■ WHAT IS REQUIRED
From the entries that follow, gather each line holding the word "słuchawkowy".
╭─ RECORDS FOR THIS EXERCISE
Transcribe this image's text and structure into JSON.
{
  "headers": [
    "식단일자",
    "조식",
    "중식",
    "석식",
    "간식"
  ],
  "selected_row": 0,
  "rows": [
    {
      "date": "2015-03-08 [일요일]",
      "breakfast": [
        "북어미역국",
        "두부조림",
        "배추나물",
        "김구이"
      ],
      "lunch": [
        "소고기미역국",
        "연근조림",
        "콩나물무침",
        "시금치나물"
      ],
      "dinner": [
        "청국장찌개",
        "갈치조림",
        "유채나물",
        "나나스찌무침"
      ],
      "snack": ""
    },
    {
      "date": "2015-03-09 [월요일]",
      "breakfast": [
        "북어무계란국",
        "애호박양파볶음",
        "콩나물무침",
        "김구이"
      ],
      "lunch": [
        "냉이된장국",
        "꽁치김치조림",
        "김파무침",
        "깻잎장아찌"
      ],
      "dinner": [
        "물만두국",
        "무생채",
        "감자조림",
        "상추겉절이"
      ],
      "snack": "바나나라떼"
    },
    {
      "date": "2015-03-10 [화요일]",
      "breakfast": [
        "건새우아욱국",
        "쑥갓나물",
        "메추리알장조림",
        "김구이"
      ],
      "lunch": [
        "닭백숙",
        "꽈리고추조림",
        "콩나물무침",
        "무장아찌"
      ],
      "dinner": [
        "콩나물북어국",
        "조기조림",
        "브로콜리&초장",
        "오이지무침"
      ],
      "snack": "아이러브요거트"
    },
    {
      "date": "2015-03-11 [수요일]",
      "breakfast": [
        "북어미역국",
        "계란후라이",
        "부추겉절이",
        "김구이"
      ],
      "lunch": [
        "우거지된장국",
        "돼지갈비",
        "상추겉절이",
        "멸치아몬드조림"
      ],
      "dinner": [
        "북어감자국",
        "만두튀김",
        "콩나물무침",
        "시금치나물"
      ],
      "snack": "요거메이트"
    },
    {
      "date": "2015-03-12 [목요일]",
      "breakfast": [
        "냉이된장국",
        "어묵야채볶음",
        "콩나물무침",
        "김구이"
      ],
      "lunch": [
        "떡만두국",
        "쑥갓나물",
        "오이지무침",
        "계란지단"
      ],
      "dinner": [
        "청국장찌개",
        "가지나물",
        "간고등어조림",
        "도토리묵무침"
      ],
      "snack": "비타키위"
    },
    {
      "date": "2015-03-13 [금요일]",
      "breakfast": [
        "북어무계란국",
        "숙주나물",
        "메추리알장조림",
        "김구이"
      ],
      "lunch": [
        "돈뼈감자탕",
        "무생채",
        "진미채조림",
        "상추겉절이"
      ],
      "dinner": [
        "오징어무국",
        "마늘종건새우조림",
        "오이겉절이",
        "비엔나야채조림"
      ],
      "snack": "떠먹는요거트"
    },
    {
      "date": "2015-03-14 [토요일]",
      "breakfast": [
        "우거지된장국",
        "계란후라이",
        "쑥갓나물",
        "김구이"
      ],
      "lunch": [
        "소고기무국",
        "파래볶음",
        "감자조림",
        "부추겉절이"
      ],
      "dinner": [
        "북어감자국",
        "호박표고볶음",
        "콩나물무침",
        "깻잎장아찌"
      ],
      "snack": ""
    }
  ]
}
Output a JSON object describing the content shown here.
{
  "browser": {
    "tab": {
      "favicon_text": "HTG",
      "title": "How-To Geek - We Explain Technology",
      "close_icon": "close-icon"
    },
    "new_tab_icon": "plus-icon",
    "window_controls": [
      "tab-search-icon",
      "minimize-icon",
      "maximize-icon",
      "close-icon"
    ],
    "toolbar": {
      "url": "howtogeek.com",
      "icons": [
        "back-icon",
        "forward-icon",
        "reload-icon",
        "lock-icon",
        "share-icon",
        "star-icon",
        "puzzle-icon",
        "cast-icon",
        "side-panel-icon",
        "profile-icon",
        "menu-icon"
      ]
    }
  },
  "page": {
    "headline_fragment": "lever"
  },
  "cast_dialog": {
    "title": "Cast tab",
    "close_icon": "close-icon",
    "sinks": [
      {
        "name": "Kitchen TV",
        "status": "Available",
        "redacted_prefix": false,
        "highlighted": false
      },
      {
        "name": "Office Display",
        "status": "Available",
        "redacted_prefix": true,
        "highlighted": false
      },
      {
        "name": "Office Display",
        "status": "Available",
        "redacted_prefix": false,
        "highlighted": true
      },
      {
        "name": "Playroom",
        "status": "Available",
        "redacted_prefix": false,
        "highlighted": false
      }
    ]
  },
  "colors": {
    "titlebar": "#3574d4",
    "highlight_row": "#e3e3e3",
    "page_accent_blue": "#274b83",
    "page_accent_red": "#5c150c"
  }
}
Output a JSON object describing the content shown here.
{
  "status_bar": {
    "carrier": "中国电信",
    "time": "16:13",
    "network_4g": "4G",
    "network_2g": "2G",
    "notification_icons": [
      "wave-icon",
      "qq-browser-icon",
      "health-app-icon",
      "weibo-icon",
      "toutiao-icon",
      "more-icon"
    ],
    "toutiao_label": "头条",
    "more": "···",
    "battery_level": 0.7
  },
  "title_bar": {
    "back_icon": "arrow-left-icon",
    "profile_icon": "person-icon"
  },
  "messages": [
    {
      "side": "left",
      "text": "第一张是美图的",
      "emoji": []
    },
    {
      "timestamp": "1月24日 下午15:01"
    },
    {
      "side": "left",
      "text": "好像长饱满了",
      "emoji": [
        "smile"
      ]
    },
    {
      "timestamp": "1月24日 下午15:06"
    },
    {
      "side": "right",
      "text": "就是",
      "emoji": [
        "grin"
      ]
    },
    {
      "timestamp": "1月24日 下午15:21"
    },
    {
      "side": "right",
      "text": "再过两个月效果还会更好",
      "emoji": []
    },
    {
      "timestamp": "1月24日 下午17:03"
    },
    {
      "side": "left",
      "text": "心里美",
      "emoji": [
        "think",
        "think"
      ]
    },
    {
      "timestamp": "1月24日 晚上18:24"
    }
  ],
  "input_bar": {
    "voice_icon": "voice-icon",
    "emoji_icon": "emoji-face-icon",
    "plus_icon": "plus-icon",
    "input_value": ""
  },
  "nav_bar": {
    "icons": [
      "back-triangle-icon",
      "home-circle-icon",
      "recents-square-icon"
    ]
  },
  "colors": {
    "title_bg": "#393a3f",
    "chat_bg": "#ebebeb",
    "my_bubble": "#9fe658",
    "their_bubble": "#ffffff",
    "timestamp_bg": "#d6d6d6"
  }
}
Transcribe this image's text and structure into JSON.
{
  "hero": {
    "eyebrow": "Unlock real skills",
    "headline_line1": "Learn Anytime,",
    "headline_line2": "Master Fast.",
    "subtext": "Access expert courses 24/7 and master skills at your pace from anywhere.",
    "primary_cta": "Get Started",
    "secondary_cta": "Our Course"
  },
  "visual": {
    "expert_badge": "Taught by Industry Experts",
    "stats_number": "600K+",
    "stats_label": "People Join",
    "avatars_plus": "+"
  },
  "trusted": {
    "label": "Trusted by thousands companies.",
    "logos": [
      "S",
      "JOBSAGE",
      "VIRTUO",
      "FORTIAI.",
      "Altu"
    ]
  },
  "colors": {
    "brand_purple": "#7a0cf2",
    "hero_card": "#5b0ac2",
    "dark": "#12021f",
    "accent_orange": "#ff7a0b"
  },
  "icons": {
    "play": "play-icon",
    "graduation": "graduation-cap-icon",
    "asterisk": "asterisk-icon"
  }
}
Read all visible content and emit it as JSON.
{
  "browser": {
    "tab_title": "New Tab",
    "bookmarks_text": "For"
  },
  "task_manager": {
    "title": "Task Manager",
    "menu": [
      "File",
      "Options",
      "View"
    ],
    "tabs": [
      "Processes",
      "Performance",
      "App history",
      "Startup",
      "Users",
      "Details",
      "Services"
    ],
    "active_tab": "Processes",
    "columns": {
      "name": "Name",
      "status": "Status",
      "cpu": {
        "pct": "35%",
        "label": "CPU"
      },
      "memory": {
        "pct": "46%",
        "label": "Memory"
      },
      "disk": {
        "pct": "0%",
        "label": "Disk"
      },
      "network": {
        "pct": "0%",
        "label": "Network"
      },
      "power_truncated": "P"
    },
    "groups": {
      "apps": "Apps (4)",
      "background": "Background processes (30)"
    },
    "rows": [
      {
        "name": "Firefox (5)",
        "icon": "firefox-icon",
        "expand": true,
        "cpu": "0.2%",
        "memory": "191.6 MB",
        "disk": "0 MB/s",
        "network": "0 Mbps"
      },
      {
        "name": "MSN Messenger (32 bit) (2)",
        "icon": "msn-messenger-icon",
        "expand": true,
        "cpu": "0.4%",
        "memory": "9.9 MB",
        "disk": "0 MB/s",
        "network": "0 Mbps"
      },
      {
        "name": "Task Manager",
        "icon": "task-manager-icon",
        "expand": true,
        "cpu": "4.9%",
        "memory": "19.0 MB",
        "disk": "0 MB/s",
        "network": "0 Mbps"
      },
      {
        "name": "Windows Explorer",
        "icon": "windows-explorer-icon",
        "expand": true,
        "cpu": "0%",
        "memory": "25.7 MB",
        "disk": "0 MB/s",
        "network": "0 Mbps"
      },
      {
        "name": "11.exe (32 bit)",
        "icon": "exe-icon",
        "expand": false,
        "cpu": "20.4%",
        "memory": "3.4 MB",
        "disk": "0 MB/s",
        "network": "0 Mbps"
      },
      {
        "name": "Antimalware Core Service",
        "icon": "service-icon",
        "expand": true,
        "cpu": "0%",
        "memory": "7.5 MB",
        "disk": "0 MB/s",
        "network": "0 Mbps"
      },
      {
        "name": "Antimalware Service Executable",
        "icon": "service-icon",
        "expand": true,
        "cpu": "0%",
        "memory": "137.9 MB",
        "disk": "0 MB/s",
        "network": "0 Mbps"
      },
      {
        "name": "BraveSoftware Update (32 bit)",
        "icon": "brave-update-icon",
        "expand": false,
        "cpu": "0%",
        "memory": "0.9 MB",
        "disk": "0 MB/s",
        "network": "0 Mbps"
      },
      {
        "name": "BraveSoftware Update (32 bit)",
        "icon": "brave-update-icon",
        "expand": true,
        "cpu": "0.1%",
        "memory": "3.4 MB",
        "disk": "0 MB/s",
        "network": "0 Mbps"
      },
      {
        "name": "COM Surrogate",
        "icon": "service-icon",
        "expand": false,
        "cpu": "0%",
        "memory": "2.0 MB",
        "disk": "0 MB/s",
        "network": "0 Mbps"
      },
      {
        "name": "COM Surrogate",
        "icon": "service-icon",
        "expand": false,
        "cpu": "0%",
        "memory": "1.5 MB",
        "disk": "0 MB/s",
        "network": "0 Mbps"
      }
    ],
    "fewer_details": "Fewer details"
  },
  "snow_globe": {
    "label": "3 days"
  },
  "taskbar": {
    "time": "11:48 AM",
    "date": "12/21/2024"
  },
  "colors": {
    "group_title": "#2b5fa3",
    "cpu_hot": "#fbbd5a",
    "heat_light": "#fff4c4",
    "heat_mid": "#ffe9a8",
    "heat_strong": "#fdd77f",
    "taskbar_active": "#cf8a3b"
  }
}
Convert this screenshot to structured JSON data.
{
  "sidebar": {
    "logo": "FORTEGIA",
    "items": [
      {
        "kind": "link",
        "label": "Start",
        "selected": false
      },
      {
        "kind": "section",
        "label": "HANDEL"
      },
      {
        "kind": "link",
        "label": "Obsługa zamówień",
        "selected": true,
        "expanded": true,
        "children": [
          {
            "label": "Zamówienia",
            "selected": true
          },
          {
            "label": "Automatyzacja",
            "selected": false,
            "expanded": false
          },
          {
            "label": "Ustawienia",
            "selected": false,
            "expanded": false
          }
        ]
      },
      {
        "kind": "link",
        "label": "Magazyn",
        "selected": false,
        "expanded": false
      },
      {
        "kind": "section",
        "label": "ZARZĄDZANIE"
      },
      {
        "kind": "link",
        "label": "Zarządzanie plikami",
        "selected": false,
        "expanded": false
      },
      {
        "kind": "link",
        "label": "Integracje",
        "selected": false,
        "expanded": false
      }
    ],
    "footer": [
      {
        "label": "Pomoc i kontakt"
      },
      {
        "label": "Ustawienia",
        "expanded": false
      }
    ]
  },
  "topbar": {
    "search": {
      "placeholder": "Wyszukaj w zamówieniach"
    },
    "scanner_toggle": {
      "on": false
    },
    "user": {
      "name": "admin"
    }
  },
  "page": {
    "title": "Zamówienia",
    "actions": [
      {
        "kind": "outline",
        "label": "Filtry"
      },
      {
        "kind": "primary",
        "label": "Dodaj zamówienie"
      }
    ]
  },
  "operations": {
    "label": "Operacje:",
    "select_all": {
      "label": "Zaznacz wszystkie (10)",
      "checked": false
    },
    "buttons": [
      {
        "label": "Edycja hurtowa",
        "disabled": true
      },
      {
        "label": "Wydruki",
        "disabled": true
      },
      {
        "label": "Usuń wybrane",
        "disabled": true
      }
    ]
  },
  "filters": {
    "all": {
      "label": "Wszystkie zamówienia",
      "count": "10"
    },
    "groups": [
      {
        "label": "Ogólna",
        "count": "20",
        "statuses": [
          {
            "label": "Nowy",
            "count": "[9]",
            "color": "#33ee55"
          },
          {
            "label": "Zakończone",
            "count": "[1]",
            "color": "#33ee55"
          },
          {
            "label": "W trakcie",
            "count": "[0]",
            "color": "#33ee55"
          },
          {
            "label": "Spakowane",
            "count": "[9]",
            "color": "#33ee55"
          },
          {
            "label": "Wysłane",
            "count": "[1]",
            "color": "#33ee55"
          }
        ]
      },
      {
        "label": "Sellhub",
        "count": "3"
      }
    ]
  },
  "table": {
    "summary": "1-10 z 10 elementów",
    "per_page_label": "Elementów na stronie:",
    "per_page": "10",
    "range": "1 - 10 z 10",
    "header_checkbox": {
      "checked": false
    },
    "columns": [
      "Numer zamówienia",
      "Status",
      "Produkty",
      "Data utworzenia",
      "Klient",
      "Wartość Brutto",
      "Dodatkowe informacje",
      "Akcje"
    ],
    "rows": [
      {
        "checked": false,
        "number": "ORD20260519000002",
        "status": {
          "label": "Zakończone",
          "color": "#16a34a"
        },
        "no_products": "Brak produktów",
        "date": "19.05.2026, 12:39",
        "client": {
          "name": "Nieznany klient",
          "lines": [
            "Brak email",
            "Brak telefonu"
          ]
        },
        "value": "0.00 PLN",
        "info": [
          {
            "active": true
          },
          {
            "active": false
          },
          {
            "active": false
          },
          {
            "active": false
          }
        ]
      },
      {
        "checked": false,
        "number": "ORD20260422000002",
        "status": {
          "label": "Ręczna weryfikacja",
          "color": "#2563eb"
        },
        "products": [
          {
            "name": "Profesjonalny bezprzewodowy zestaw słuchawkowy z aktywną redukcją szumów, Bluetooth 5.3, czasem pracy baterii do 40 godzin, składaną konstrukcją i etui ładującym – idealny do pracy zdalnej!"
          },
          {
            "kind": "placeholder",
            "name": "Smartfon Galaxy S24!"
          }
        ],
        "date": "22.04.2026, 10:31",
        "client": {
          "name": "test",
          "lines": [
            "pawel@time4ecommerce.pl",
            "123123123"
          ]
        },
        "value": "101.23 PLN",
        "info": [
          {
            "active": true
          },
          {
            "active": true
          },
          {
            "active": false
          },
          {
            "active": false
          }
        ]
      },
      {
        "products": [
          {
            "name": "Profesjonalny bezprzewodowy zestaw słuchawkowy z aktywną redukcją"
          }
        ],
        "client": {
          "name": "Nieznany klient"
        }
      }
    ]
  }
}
╰─
■ RESPONSE
            "name": "Profesjonalny bezprzewodowy zestaw słuchawkowy z aktywną redukcją szumów, Bluetooth 5.3, czasem pracy baterii do 40 godzin, składaną konstrukcją i etui ładującym – idealny do pracy zdalnej!"
            "name": "Profesjonalny bezprzewodowy zestaw słuchawkowy z aktywną redukcją"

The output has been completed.